## Records provided
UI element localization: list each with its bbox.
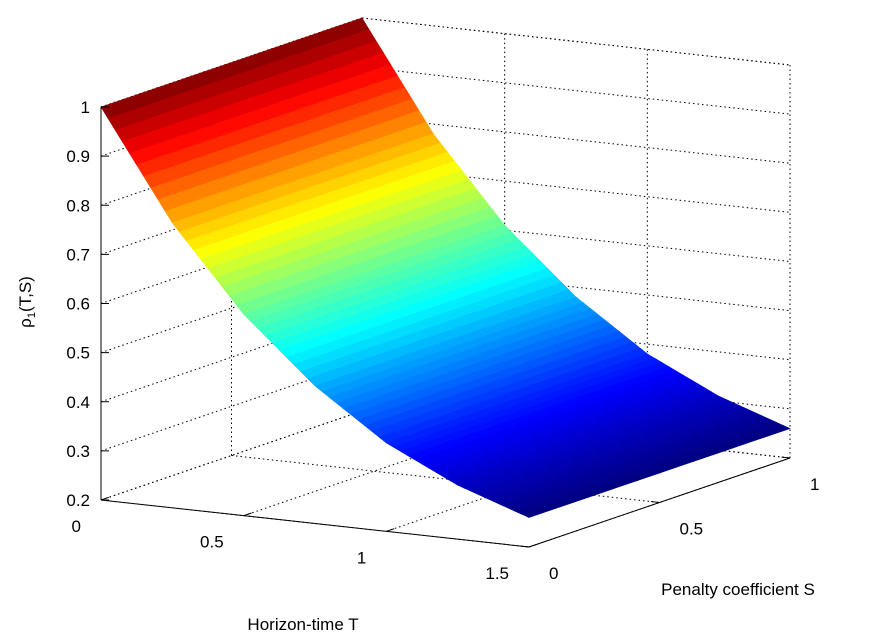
- y-tick-mark: [520, 545, 530, 548]
- y-axis-label: Penalty coefficient S: [661, 580, 815, 599]
- axes: [100, 106, 791, 548]
- x-tick-mark: [100, 496, 109, 501]
- z-tick-label: 0.6: [66, 295, 90, 314]
- x-tick-mark: [386, 528, 395, 532]
- y-tick-mark: [650, 501, 660, 503]
- x-tick-label: 0.5: [200, 533, 224, 552]
- grid-line: [100, 410, 363, 501]
- z-axis-label: ρ1(T,S): [16, 276, 38, 328]
- z-tick-label: 0.8: [66, 196, 90, 215]
- z-tick-label: 0.4: [66, 393, 90, 412]
- z-tick-label: 0.3: [66, 442, 90, 461]
- z-tick-label: 0.2: [66, 491, 90, 510]
- y-tick-label: 0.5: [680, 520, 704, 539]
- z-tick-label: 1: [81, 98, 90, 117]
- grid-line: [361, 66, 791, 115]
- z-tick-label: 0.7: [66, 245, 90, 264]
- x-axis-label: Horizon-time T: [247, 615, 358, 634]
- surface-plot: [100, 17, 791, 518]
- x-tick-label: 1: [357, 548, 366, 567]
- tick-labels: 0.2 0.3 0.4 0.5 0.6 0.7 0.8 0.9 1 0 0.5 1 1.5 0 0.5 1: [66, 98, 819, 583]
- x-tick-label: 0: [72, 517, 81, 536]
- x-tick-mark: [528, 543, 537, 548]
- z-tick-label: 0.9: [66, 147, 90, 166]
- surface-patch: [760, 424, 791, 437]
- x-tick-mark: [243, 512, 252, 517]
- x-axis-line: [100, 499, 530, 548]
- z-tick-label: 0.5: [66, 344, 90, 363]
- x-tick-label: 1.5: [485, 564, 509, 583]
- grid-line: [361, 17, 791, 66]
- y-tick-mark: [781, 456, 791, 459]
- y-tick-label: 0: [549, 564, 558, 583]
- y-tick-label: 1: [810, 475, 819, 494]
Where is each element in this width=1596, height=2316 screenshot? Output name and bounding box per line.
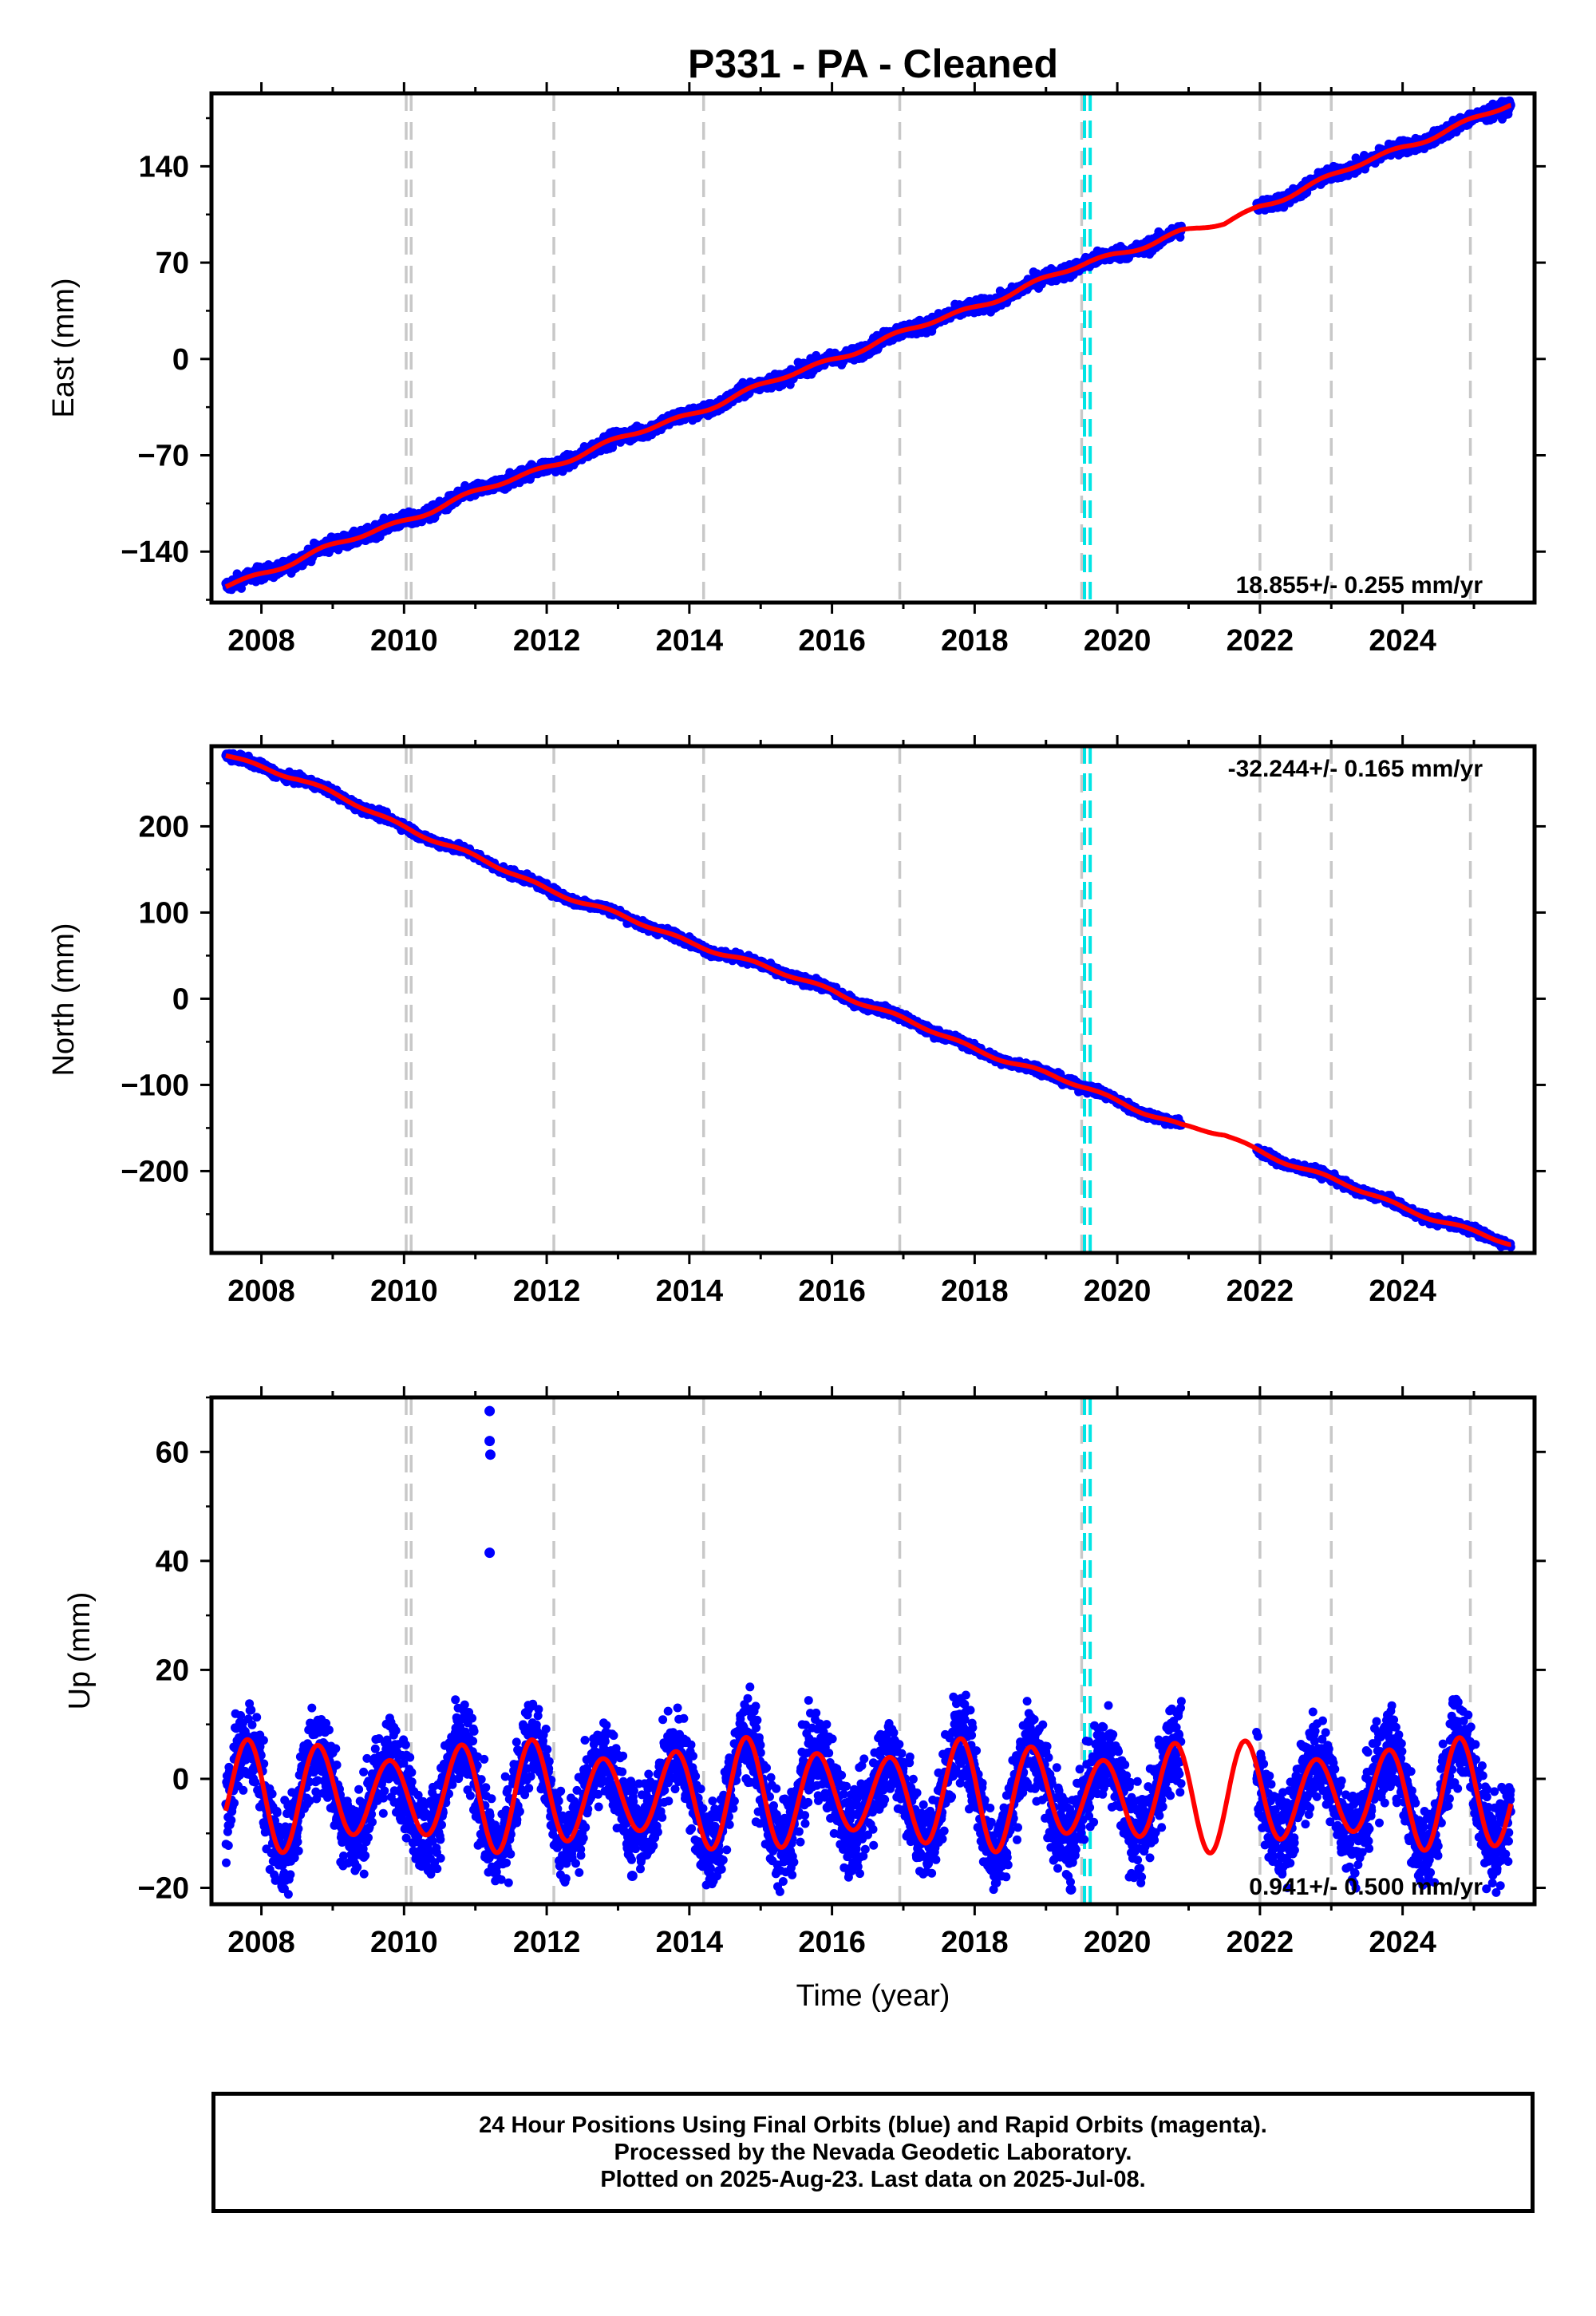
east-y-tick-label: 140 xyxy=(139,150,189,184)
east-frame xyxy=(209,91,1537,605)
east-model-fit-line xyxy=(224,103,1511,590)
east-x-tick-label: 2012 xyxy=(513,624,581,658)
east-rate-label: 18.855+/- 0.255 mm/yr xyxy=(1236,572,1483,599)
east-x-tick-label: 2022 xyxy=(1227,624,1294,658)
east-x-tick-label: 2024 xyxy=(1369,624,1436,658)
chart-title: P331 - PA - Cleaned xyxy=(688,41,1058,86)
east-x-tick-label: 2010 xyxy=(370,624,438,658)
east-x-tick-label: 2008 xyxy=(227,624,295,658)
east-y-tick-label: −140 xyxy=(120,536,189,569)
east-x-tick-label: 2014 xyxy=(656,624,724,658)
east-x-tick-label: 2020 xyxy=(1084,624,1152,658)
east-x-tick-label: 2016 xyxy=(798,624,866,658)
east-y-tick-label: 70 xyxy=(156,247,189,280)
north-data-points xyxy=(221,749,1515,1251)
east-y-axis-label: East (mm) xyxy=(47,278,81,417)
east-data-point xyxy=(237,583,246,593)
panel-east: −140 −70 0 70 140 2008 2010 2012 2014 2016 2018 202… xyxy=(47,82,1546,658)
east-y-tick-label: 0 xyxy=(172,343,189,377)
east-x-tick-label: 2018 xyxy=(941,624,1009,658)
north-plot-area xyxy=(221,746,1515,1253)
east-plot-area xyxy=(221,93,1515,603)
east-y-tick-label: −70 xyxy=(138,439,189,472)
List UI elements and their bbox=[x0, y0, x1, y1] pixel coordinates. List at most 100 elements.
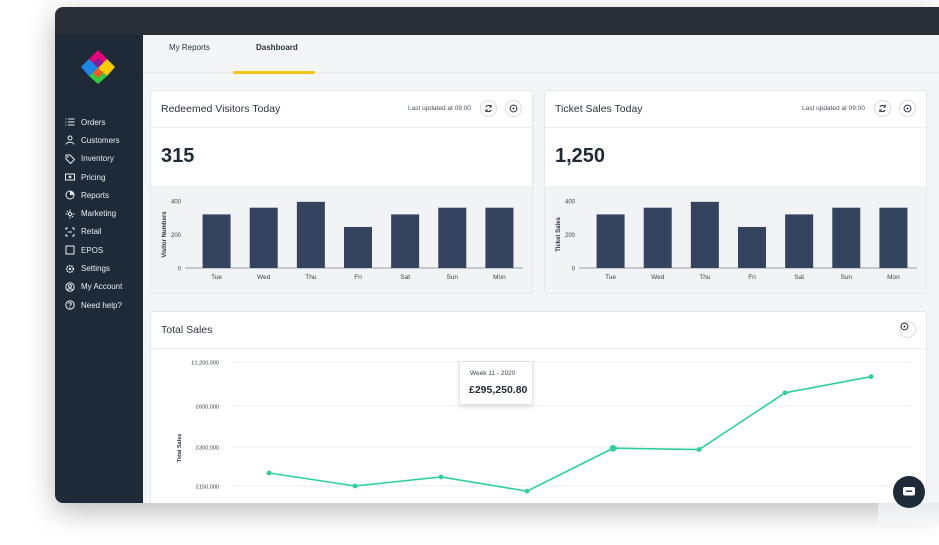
visitors-value: 315 bbox=[161, 145, 195, 167]
chart-tooltip: Week 11 - 2020 £295,250.80 bbox=[459, 361, 533, 405]
sidebar-item-label: Reports bbox=[81, 190, 110, 200]
data-point bbox=[609, 444, 617, 452]
bar bbox=[596, 214, 625, 268]
x-tick-label: Mon bbox=[493, 274, 506, 281]
page-edge bbox=[878, 503, 939, 523]
y-tick-label: 200 bbox=[171, 233, 182, 239]
x-tick-label: Fri bbox=[748, 274, 756, 281]
minimize-dot[interactable] bbox=[78, 16, 88, 26]
refresh-button[interactable] bbox=[874, 100, 891, 117]
card-divider bbox=[545, 127, 926, 128]
tickets-value: 1,250 bbox=[555, 145, 606, 167]
x-tick-label: Sun bbox=[446, 274, 458, 281]
data-point bbox=[868, 374, 874, 380]
x-tick-label: Tue bbox=[211, 274, 222, 281]
data-point bbox=[266, 470, 272, 476]
sidebar-item-reports[interactable]: Reports bbox=[55, 186, 143, 204]
info-button[interactable] bbox=[899, 321, 916, 338]
y-tick-label: £600,000 bbox=[196, 405, 219, 411]
chat-button[interactable] bbox=[893, 476, 925, 508]
sidebar-item-label: Settings bbox=[81, 264, 110, 274]
x-tick-label: Wed bbox=[651, 274, 665, 281]
main-content: My Reports Dashboard Redeemed Visitors T… bbox=[143, 35, 939, 503]
data-point bbox=[696, 447, 702, 452]
sidebar-item-retail[interactable]: Retail bbox=[55, 223, 143, 241]
y-tick-label: £300,000 bbox=[196, 446, 219, 452]
maximize-dot[interactable] bbox=[92, 16, 102, 26]
y-axis-label: Total Sales bbox=[177, 434, 183, 463]
window-titlebar bbox=[55, 7, 939, 35]
refresh-button[interactable] bbox=[480, 100, 497, 117]
last-updated-text: Last updated at 09:00 bbox=[802, 105, 865, 112]
info-button[interactable] bbox=[899, 100, 916, 117]
sidebar-item-label: EPOS bbox=[81, 245, 104, 255]
scan-icon bbox=[65, 227, 75, 237]
x-tick-label: Sat bbox=[400, 274, 410, 281]
y-tick-label: 200 bbox=[565, 233, 576, 239]
tooltip-label: Week 11 - 2020 bbox=[470, 370, 516, 377]
info-icon bbox=[509, 104, 518, 113]
bar bbox=[249, 207, 278, 268]
card-divider bbox=[151, 348, 926, 349]
y-tick-label: 0 bbox=[178, 267, 182, 273]
visitors-chart-area: 0 200 400 Visitor Numbers Tue Wed Thu Fri Sat Sun… bbox=[151, 186, 532, 293]
sidebar-item-settings[interactable]: Settings bbox=[55, 259, 143, 277]
active-tab-indicator bbox=[233, 71, 315, 74]
sidebar-item-need-help[interactable]: Need help? bbox=[55, 296, 143, 314]
sidebar-item-label: Inventory bbox=[81, 154, 114, 164]
sidebar-item-label: Orders bbox=[81, 117, 106, 127]
bar bbox=[391, 214, 420, 268]
sidebar-item-label: Need help? bbox=[81, 300, 122, 310]
y-tick-label: 400 bbox=[171, 200, 182, 206]
bar bbox=[643, 207, 672, 268]
bar bbox=[738, 226, 766, 268]
tab-dashboard[interactable]: Dashboard bbox=[256, 43, 298, 52]
y-axis-label: Ticket Sales bbox=[556, 217, 562, 252]
tab-bar: My Reports Dashboard bbox=[143, 35, 939, 74]
info-icon bbox=[900, 322, 909, 331]
sidebar-item-inventory[interactable]: Inventory bbox=[55, 150, 143, 168]
sidebar-item-epos[interactable]: EPOS bbox=[55, 241, 143, 259]
sidebar-item-label: Marketing bbox=[81, 209, 117, 219]
app-window: Orders Customers Inventory Pricing Repor… bbox=[55, 7, 939, 503]
x-tick-label: Tue bbox=[605, 274, 616, 281]
sidebar-item-orders[interactable]: Orders bbox=[55, 113, 143, 131]
sidebar-item-pricing[interactable]: Pricing bbox=[55, 168, 143, 186]
x-tick-label: Thu bbox=[699, 274, 711, 281]
y-tick-label: £150,000 bbox=[196, 485, 219, 491]
sidebar-item-label: Retail bbox=[81, 227, 102, 237]
tickets-bar-chart: 0 200 400 Ticket Sales Tue Wed Thu Fri Sat Sun Mon bbox=[556, 200, 917, 281]
user-icon bbox=[65, 135, 75, 146]
sidebar-item-label: Customers bbox=[81, 135, 120, 145]
x-tick-label: Mon bbox=[887, 274, 900, 281]
sidebar-item-my-account[interactable]: My Account bbox=[55, 278, 143, 296]
data-point bbox=[524, 488, 530, 494]
close-dot[interactable] bbox=[64, 16, 74, 26]
sidebar: Orders Customers Inventory Pricing Repor… bbox=[55, 35, 143, 503]
bar bbox=[785, 214, 814, 268]
tab-my-reports[interactable]: My Reports bbox=[169, 43, 210, 52]
gear-icon bbox=[65, 264, 75, 274]
y-tick-label: £1,200,000 bbox=[191, 361, 219, 367]
brand-logo bbox=[81, 50, 115, 84]
bar bbox=[296, 201, 325, 268]
tag-icon bbox=[65, 154, 75, 164]
list-icon bbox=[65, 117, 75, 127]
card-title: Redeemed Visitors Today bbox=[161, 103, 281, 115]
bar bbox=[485, 207, 514, 268]
sparkle-icon bbox=[65, 209, 75, 219]
sidebar-item-marketing[interactable]: Marketing bbox=[55, 204, 143, 222]
info-icon bbox=[903, 104, 912, 113]
x-tick-label: Thu bbox=[305, 274, 317, 281]
bar bbox=[879, 207, 908, 268]
card-title: Total Sales bbox=[161, 324, 213, 336]
sidebar-item-customers[interactable]: Customers bbox=[55, 131, 143, 149]
refresh-icon bbox=[879, 104, 886, 113]
info-button[interactable] bbox=[505, 100, 522, 117]
total-sales-line-chart: £1,200,000 £600,000 £300,000 £150,000 Total … bbox=[177, 361, 911, 494]
card-title: Ticket Sales Today bbox=[555, 103, 643, 115]
x-tick-label: Wed bbox=[257, 274, 271, 281]
x-tick-label: Sun bbox=[840, 274, 852, 281]
visitors-card: Redeemed Visitors Today Last updated at … bbox=[150, 90, 533, 294]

## Task directions
Reproduce the lines of the entries that begin with the line containing "- y-tick-mark: [520, 545, 530, 548]" and end with the line containing "- grid-line: [100, 410, 363, 501]", with both of those lines included.

## Full response
- y-tick-mark: [520, 545, 530, 548]
- y-axis-label: Penalty coefficient S: [661, 580, 815, 599]
- axes: [100, 106, 791, 548]
- x-tick-mark: [100, 496, 109, 501]
- z-tick-label: 0.6: [66, 295, 90, 314]
- x-tick-mark: [386, 528, 395, 532]
- y-tick-mark: [650, 501, 660, 503]
- x-tick-label: 0.5: [200, 533, 224, 552]
- grid-line: [100, 410, 363, 501]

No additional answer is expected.